WHAT IS BEING ASKED: Omit all images. Write out the rest of the material exactly.

Stored records:

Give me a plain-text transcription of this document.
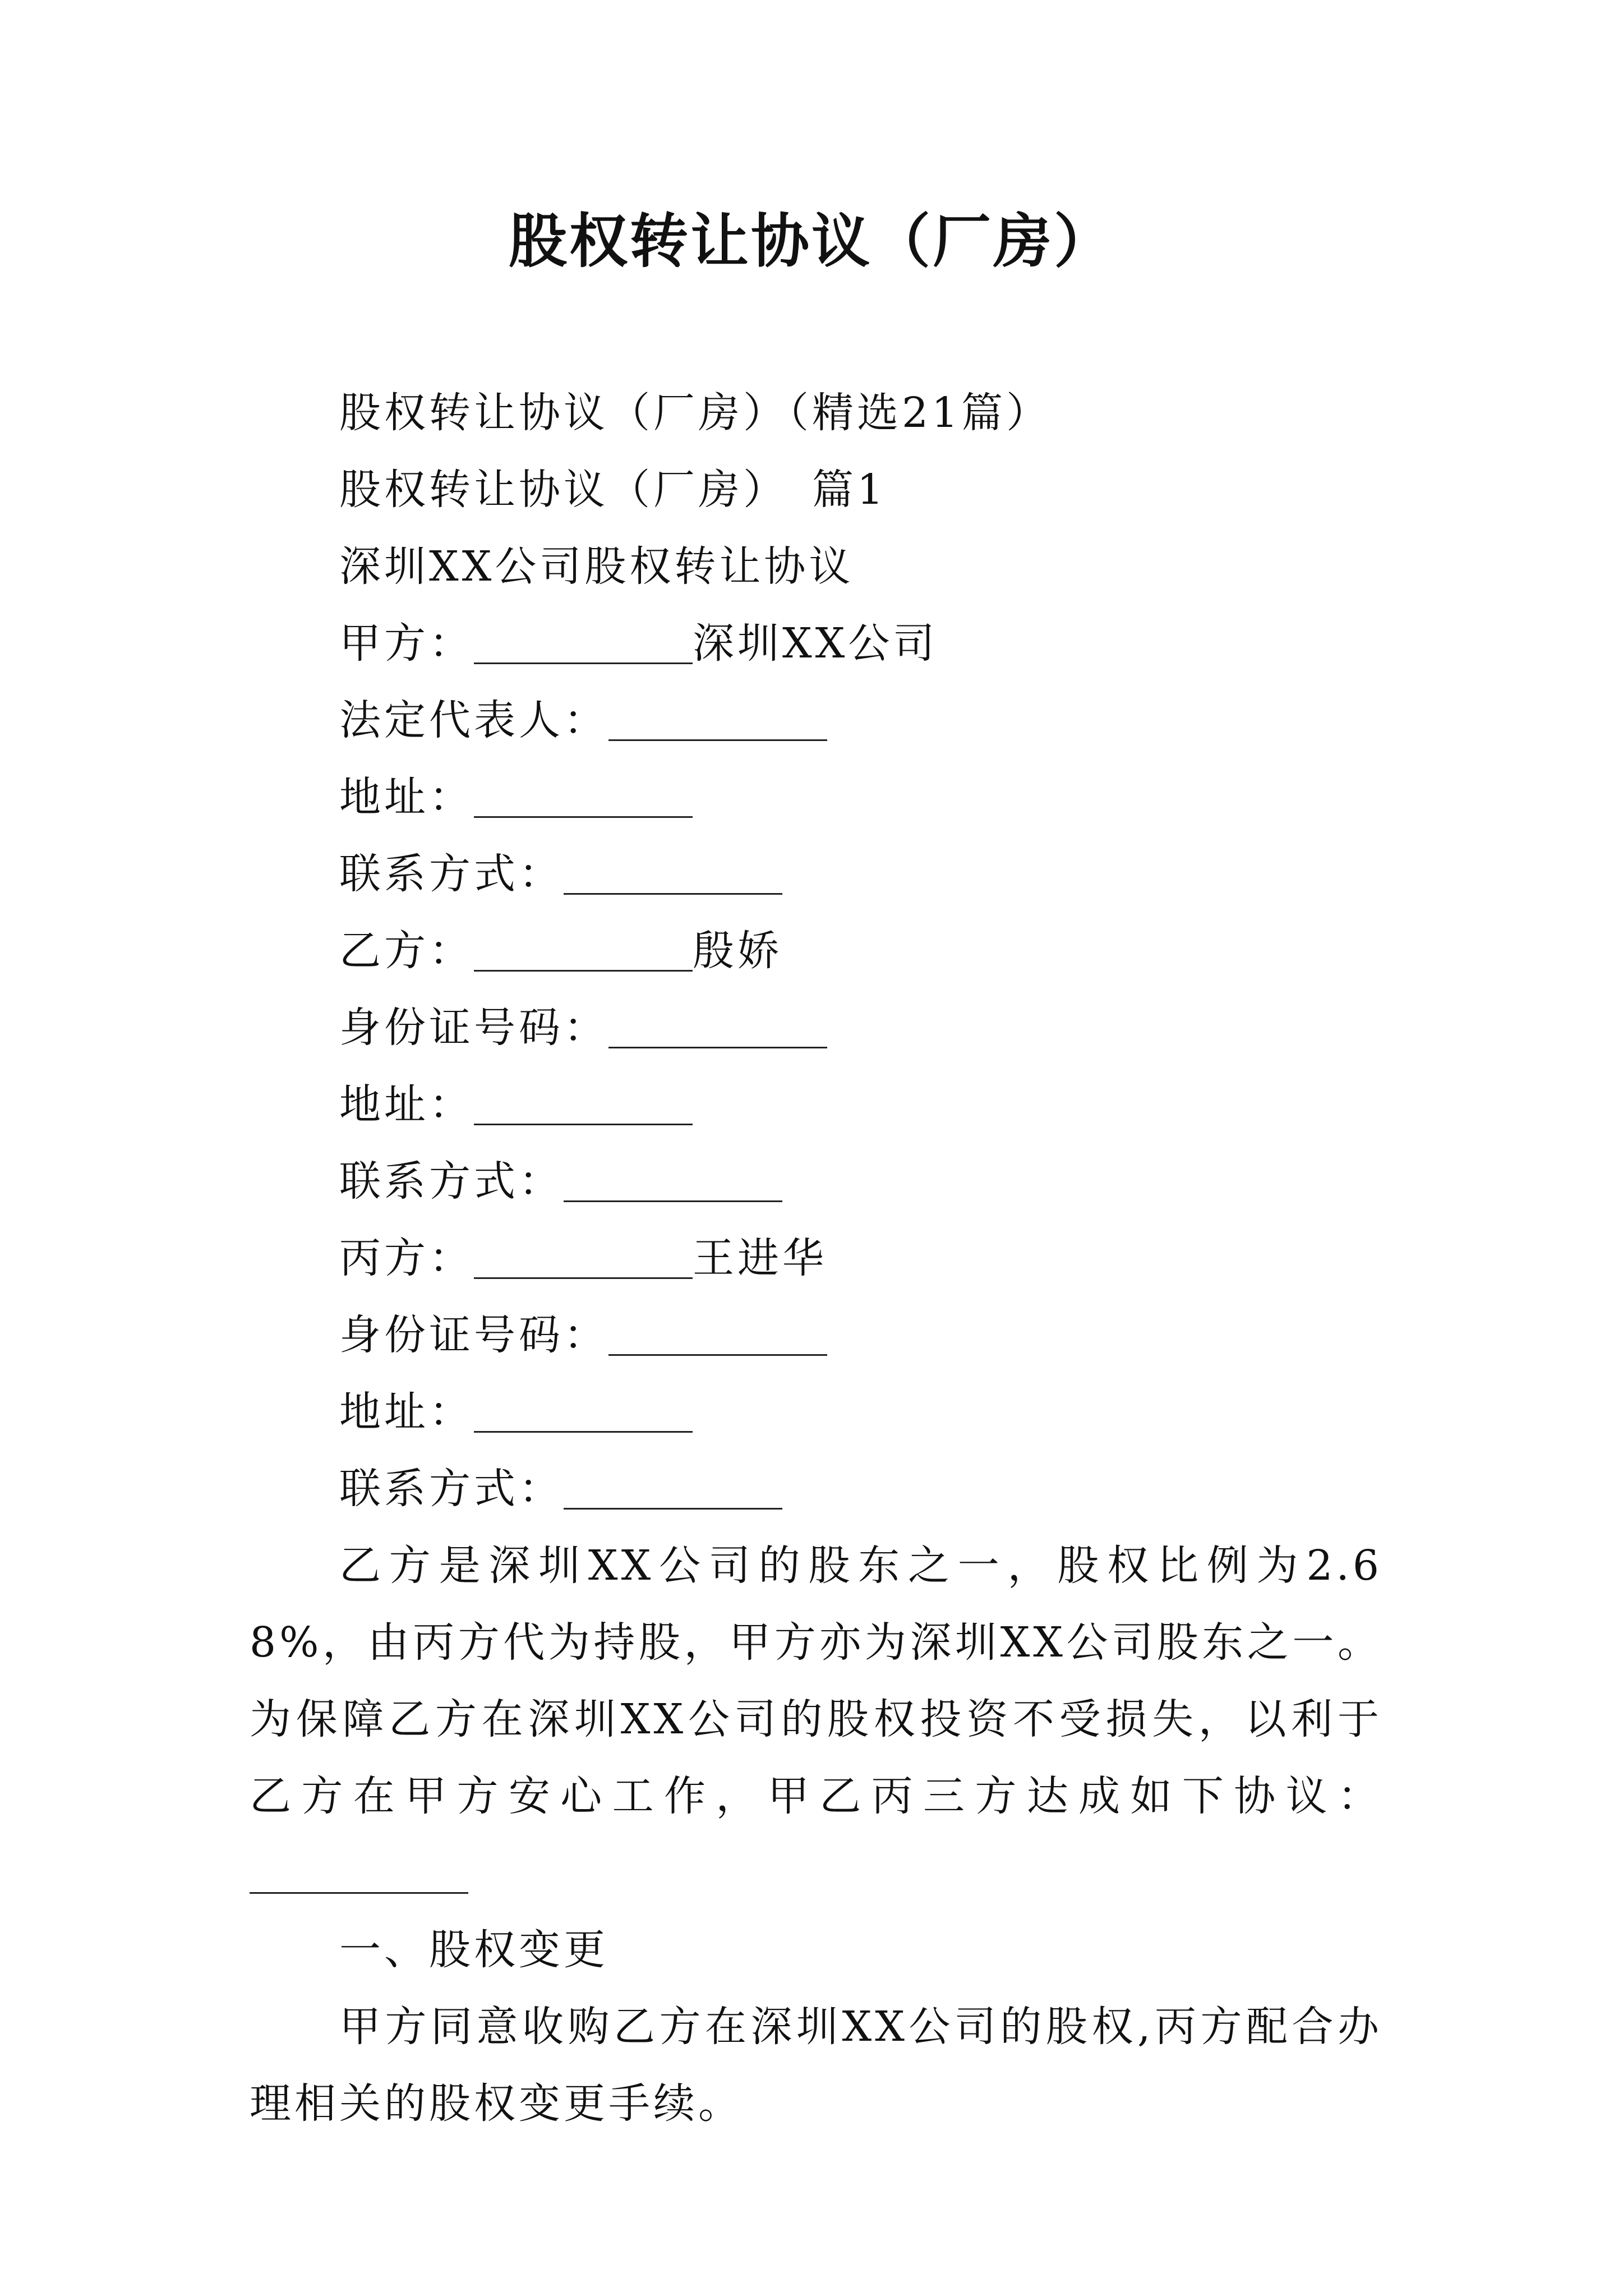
股权转让协议（厂房）
股权转让协议（厂房）（精选21篇）
股权转让协议（厂房）　篇1
深圳XX公司股权转让协议
甲方：	深圳XX公司
法定代表人：
地址：
联系方式：
乙方：	殷娇
身份证号码：
地址：
联系方式：
丙方：	王进华
身份证号码：
地址：
联系方式：
乙方是深圳XX公司的股东之一，股权比例为2.68%，由丙方代为持股，甲方亦为深圳XX公司股东之一。为保障乙方在深圳XX公司的股权投资不受损失，以利于乙方在甲方安心工作，甲乙丙三方达成如下协议：
一、股权变更
甲方同意收购乙方在深圳XX公司的股权,丙方配合办理相关的股权变更手续。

OUTPUT FOR THIS EXERCISE:
Give me a plain-text transcription of this document.
股权转让协议（厂房）
股权转让协议（厂房）（精选21篇）
股权转让协议（厂房）　篇1
深圳XX公司股权转让协议
甲方：	深圳XX公司
法定代表人：
地址：
联系方式：
乙方：	殷娇
身份证号码：
地址：
联系方式：
丙方：	王进华
身份证号码：
地址：
联系方式：
乙方是深圳XX公司的股东之一，股权比例为2.68%，由丙方代为持股，甲方亦为深圳XX公司股东之一。为保障乙方在深圳XX公司的股权投资不受损失，以利于乙方在甲方安心工作，甲乙丙三方达成如下协议：
一、股权变更
甲方同意收购乙方在深圳XX公司的股权,丙方配合办理相关的股权变更手续。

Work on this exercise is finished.